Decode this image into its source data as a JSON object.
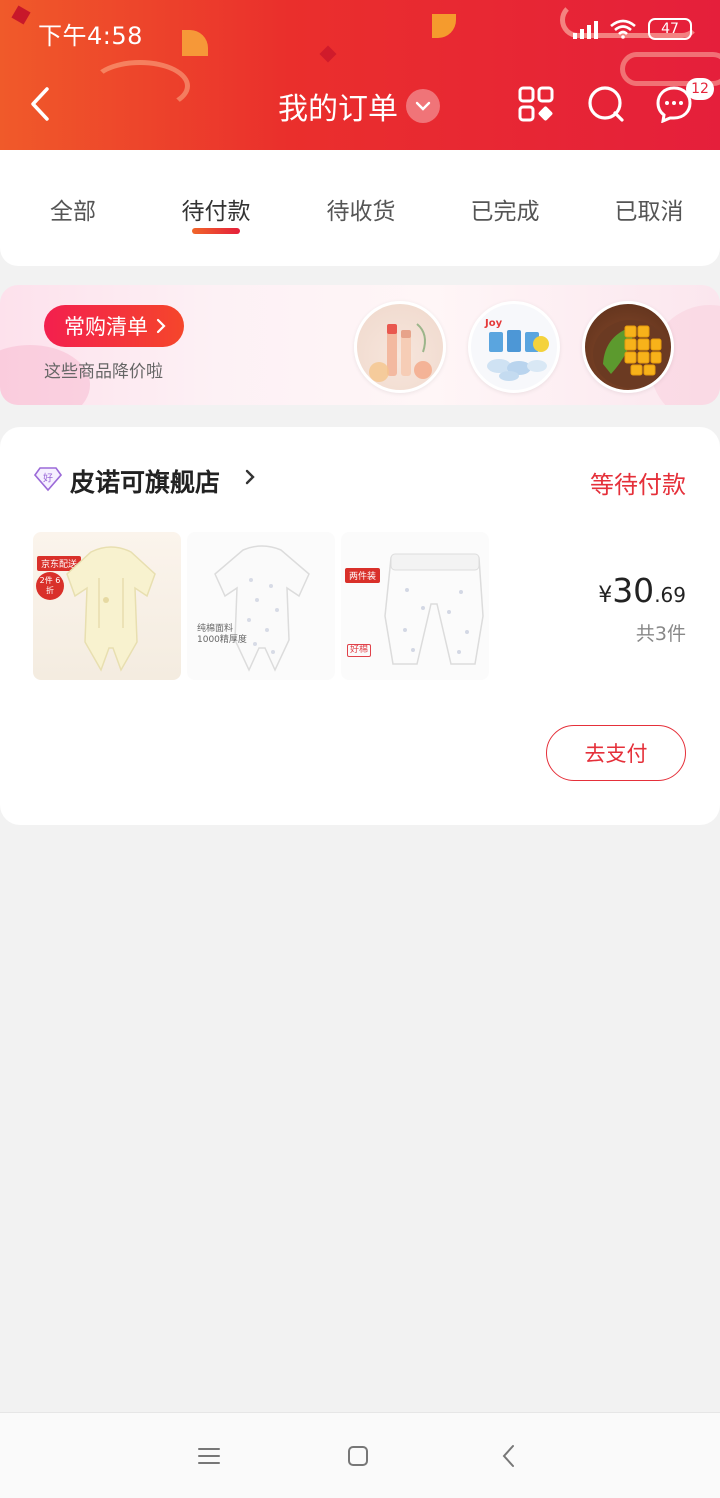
{
  "status_bar": {
    "time": "下午4:58",
    "battery": "47"
  },
  "header": {
    "title": "我的订单",
    "message_badge": "12"
  },
  "tabs": [
    {
      "label": "全部",
      "active": false
    },
    {
      "label": "待付款",
      "active": true
    },
    {
      "label": "待收货",
      "active": false
    },
    {
      "label": "已完成",
      "active": false
    },
    {
      "label": "已取消",
      "active": false
    }
  ],
  "banner": {
    "button_label": "常购清单",
    "subtitle": "这些商品降价啦",
    "thumbnails": [
      "lipstick-product",
      "candy-product",
      "mango-product"
    ]
  },
  "order": {
    "shop_badge": "好",
    "shop_name": "皮诺可旗舰店",
    "status": "等待付款",
    "price_symbol": "¥",
    "price_integer": "30",
    "price_decimal": ".69",
    "item_count": "共3件",
    "pay_button": "去支付",
    "products": [
      {
        "tags": [
          "京东配送",
          "2件 6折"
        ],
        "icon": "baby-romper-yellow"
      },
      {
        "caption": "纯棉面料 1000精厚度",
        "icon": "baby-romper-white"
      },
      {
        "tags": [
          "两件装"
        ],
        "caption": "好棉",
        "icon": "baby-pants-white"
      }
    ]
  },
  "colors": {
    "brand_red": "#e5253b",
    "accent_orange": "#f05a2a",
    "status_red": "#e5303a"
  }
}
┄┄┄┄┄┄┄┄┄┄
Exercise aim | Extract every line that has the string "icon" in it.

Answer to the exercise |
        "icon": "baby-romper-yellow"
        "icon": "baby-romper-white"
        "icon": "baby-pants-white"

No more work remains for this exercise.